# Challenge
Give every line below again, exactly.

== == ==

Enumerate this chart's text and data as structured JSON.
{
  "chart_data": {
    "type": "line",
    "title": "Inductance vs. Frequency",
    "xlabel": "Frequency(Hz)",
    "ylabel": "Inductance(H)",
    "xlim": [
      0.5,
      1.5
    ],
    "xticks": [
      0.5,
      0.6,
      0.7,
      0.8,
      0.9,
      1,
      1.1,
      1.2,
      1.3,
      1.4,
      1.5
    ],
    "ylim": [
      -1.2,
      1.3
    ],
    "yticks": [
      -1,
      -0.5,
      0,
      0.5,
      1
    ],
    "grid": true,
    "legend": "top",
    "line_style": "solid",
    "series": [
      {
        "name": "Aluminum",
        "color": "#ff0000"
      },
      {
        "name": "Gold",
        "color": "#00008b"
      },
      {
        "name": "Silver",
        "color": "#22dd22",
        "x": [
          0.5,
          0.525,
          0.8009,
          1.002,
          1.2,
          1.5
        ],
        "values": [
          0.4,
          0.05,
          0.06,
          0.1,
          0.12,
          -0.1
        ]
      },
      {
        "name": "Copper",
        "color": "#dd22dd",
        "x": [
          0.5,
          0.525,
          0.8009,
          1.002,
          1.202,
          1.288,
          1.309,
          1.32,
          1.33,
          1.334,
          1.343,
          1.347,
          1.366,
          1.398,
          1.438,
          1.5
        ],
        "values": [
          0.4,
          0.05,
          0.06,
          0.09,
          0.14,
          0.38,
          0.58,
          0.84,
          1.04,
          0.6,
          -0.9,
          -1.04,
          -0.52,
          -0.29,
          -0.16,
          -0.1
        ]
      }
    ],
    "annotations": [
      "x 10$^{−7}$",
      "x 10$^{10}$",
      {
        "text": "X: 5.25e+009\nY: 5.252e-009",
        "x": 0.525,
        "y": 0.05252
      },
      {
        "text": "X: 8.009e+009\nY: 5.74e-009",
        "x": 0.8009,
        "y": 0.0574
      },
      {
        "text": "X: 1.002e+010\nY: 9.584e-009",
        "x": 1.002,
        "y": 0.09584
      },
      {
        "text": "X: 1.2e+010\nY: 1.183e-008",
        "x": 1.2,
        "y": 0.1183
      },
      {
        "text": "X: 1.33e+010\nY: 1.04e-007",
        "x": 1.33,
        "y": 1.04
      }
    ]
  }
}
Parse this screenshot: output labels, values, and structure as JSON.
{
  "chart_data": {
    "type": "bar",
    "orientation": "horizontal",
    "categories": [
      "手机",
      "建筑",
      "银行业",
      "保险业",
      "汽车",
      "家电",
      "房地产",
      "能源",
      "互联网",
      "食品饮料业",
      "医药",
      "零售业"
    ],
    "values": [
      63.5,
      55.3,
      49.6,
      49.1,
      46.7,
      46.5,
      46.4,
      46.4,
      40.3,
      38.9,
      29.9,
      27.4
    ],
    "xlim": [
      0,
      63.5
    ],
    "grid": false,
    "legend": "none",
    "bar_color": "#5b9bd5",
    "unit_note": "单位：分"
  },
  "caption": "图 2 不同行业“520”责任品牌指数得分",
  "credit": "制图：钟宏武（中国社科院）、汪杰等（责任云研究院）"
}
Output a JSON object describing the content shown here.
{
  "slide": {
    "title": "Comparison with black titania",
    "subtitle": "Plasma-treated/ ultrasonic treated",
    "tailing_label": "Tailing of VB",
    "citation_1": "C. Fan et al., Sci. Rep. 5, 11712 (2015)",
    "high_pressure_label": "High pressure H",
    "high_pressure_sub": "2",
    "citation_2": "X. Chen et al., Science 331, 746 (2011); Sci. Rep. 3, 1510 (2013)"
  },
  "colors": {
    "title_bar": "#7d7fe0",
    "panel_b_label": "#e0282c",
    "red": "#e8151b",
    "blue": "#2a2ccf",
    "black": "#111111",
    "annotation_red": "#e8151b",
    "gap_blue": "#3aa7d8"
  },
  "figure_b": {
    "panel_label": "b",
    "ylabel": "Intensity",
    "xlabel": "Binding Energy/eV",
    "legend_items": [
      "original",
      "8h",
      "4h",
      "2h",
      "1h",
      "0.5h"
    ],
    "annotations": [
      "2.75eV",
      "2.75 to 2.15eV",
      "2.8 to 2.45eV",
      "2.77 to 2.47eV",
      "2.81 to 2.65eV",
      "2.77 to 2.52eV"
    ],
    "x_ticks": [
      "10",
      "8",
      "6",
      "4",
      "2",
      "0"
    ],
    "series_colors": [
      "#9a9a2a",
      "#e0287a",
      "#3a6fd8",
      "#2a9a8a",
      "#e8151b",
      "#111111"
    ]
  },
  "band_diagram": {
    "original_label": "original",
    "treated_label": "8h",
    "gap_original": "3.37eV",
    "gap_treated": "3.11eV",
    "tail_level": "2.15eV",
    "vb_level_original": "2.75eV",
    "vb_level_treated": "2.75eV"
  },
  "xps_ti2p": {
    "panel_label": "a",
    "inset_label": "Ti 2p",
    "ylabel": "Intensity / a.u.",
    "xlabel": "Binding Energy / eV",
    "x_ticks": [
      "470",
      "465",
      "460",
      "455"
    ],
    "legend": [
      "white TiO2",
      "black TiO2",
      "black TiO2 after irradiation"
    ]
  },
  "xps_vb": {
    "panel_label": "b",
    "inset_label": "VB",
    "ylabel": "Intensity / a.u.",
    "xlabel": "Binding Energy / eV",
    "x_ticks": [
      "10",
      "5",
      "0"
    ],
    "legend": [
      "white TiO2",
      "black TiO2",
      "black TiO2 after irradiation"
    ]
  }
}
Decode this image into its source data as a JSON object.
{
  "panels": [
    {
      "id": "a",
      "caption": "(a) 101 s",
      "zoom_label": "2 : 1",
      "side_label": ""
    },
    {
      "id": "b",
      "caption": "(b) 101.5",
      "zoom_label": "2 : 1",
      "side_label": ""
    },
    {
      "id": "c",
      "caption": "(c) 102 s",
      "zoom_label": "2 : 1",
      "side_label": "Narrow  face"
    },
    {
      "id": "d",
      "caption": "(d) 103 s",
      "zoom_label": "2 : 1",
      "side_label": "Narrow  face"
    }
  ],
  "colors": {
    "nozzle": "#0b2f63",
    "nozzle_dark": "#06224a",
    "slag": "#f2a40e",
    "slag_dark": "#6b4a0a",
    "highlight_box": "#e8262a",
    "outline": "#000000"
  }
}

== == ==

# Answer for this exercise
Enumerate this chart's text and data as structured JSON.
{
  "chart_data": {
    "type": "line",
    "title": "Inductance vs. Frequency",
    "xlabel": "Frequency(Hz)",
    "ylabel": "Inductance(H)",
    "xlim": [
      0.5,
      1.5
    ],
    "xticks": [
      0.5,
      0.6,
      0.7,
      0.8,
      0.9,
      1,
      1.1,
      1.2,
      1.3,
      1.4,
      1.5
    ],
    "ylim": [
      -1.2,
      1.3
    ],
    "yticks": [
      -1,
      -0.5,
      0,
      0.5,
      1
    ],
    "grid": true,
    "legend": "top",
    "line_style": "solid",
    "series": [
      {
        "name": "Aluminum",
        "color": "#ff0000"
      },
      {
        "name": "Gold",
        "color": "#00008b"
      },
      {
        "name": "Silver",
        "color": "#22dd22",
        "x": [
          0.5,
          0.525,
          0.8009,
          1.002,
          1.2,
          1.5
        ],
        "values": [
          0.4,
          0.05,
          0.06,
          0.1,
          0.12,
          -0.1
        ]
      },
      {
        "name": "Copper",
        "color": "#dd22dd",
        "x": [
          0.5,
          0.525,
          0.8009,
          1.002,
          1.202,
          1.288,
          1.309,
          1.32,
          1.33,
          1.334,
          1.343,
          1.347,
          1.366,
          1.398,
          1.438,
          1.5
        ],
        "values": [
          0.4,
          0.05,
          0.06,
          0.09,
          0.14,
          0.38,
          0.58,
          0.84,
          1.04,
          0.6,
          -0.9,
          -1.04,
          -0.52,
          -0.29,
          -0.16,
          -0.1
        ]
      }
    ],
    "annotations": [
      "x 10$^{−7}$",
      "x 10$^{10}$",
      {
        "text": "X: 5.25e+009\nY: 5.252e-009",
        "x": 0.525,
        "y": 0.05252
      },
      {
        "text": "X: 8.009e+009\nY: 5.74e-009",
        "x": 0.8009,
        "y": 0.0574
      },
      {
        "text": "X: 1.002e+010\nY: 9.584e-009",
        "x": 1.002,
        "y": 0.09584
      },
      {
        "text": "X: 1.2e+010\nY: 1.183e-008",
        "x": 1.2,
        "y": 0.1183
      },
      {
        "text": "X: 1.33e+010\nY: 1.04e-007",
        "x": 1.33,
        "y": 1.04
      }
    ]
  }
}
Parse this screenshot: output labels, values, and structure as JSON.
{
  "chart_data": {
    "type": "bar",
    "orientation": "horizontal",
    "categories": [
      "手机",
      "建筑",
      "银行业",
      "保险业",
      "汽车",
      "家电",
      "房地产",
      "能源",
      "互联网",
      "食品饮料业",
      "医药",
      "零售业"
    ],
    "values": [
      63.5,
      55.3,
      49.6,
      49.1,
      46.7,
      46.5,
      46.4,
      46.4,
      40.3,
      38.9,
      29.9,
      27.4
    ],
    "xlim": [
      0,
      63.5
    ],
    "grid": false,
    "legend": "none",
    "bar_color": "#5b9bd5",
    "unit_note": "单位：分"
  },
  "caption": "图 2 不同行业“520”责任品牌指数得分",
  "credit": "制图：钟宏武（中国社科院）、汪杰等（责任云研究院）"
}
Output a JSON object describing the content shown here.
{
  "slide": {
    "title": "Comparison with black titania",
    "subtitle": "Plasma-treated/ ultrasonic treated",
    "tailing_label": "Tailing of VB",
    "citation_1": "C. Fan et al., Sci. Rep. 5, 11712 (2015)",
    "high_pressure_label": "High pressure H",
    "high_pressure_sub": "2",
    "citation_2": "X. Chen et al., Science 331, 746 (2011); Sci. Rep. 3, 1510 (2013)"
  },
  "colors": {
    "title_bar": "#7d7fe0",
    "panel_b_label": "#e0282c",
    "red": "#e8151b",
    "blue": "#2a2ccf",
    "black": "#111111",
    "annotation_red": "#e8151b",
    "gap_blue": "#3aa7d8"
  },
  "figure_b": {
    "panel_label": "b",
    "ylabel": "Intensity",
    "xlabel": "Binding Energy/eV",
    "legend_items": [
      "original",
      "8h",
      "4h",
      "2h",
      "1h",
      "0.5h"
    ],
    "annotations": [
      "2.75eV",
      "2.75 to 2.15eV",
      "2.8 to 2.45eV",
      "2.77 to 2.47eV",
      "2.81 to 2.65eV",
      "2.77 to 2.52eV"
    ],
    "x_ticks": [
      "10",
      "8",
      "6",
      "4",
      "2",
      "0"
    ],
    "series_colors": [
      "#9a9a2a",
      "#e0287a",
      "#3a6fd8",
      "#2a9a8a",
      "#e8151b",
      "#111111"
    ]
  },
  "band_diagram": {
    "original_label": "original",
    "treated_label": "8h",
    "gap_original": "3.37eV",
    "gap_treated": "3.11eV",
    "tail_level": "2.15eV",
    "vb_level_original": "2.75eV",
    "vb_level_treated": "2.75eV"
  },
  "xps_ti2p": {
    "panel_label": "a",
    "inset_label": "Ti 2p",
    "ylabel": "Intensity / a.u.",
    "xlabel": "Binding Energy / eV",
    "x_ticks": [
      "470",
      "465",
      "460",
      "455"
    ],
    "legend": [
      "white TiO2",
      "black TiO2",
      "black TiO2 after irradiation"
    ]
  },
  "xps_vb": {
    "panel_label": "b",
    "inset_label": "VB",
    "ylabel": "Intensity / a.u.",
    "xlabel": "Binding Energy / eV",
    "x_ticks": [
      "10",
      "5",
      "0"
    ],
    "legend": [
      "white TiO2",
      "black TiO2",
      "black TiO2 after irradiation"
    ]
  }
}
Decode this image into its source data as a JSON object.
{
  "panels": [
    {
      "id": "a",
      "caption": "(a) 101 s",
      "zoom_label": "2 : 1",
      "side_label": ""
    },
    {
      "id": "b",
      "caption": "(b) 101.5",
      "zoom_label": "2 : 1",
      "side_label": ""
    },
    {
      "id": "c",
      "caption": "(c) 102 s",
      "zoom_label": "2 : 1",
      "side_label": "Narrow  face"
    },
    {
      "id": "d",
      "caption": "(d) 103 s",
      "zoom_label": "2 : 1",
      "side_label": "Narrow  face"
    }
  ],
  "colors": {
    "nozzle": "#0b2f63",
    "nozzle_dark": "#06224a",
    "slag": "#f2a40e",
    "slag_dark": "#6b4a0a",
    "highlight_box": "#e8262a",
    "outline": "#000000"
  }
}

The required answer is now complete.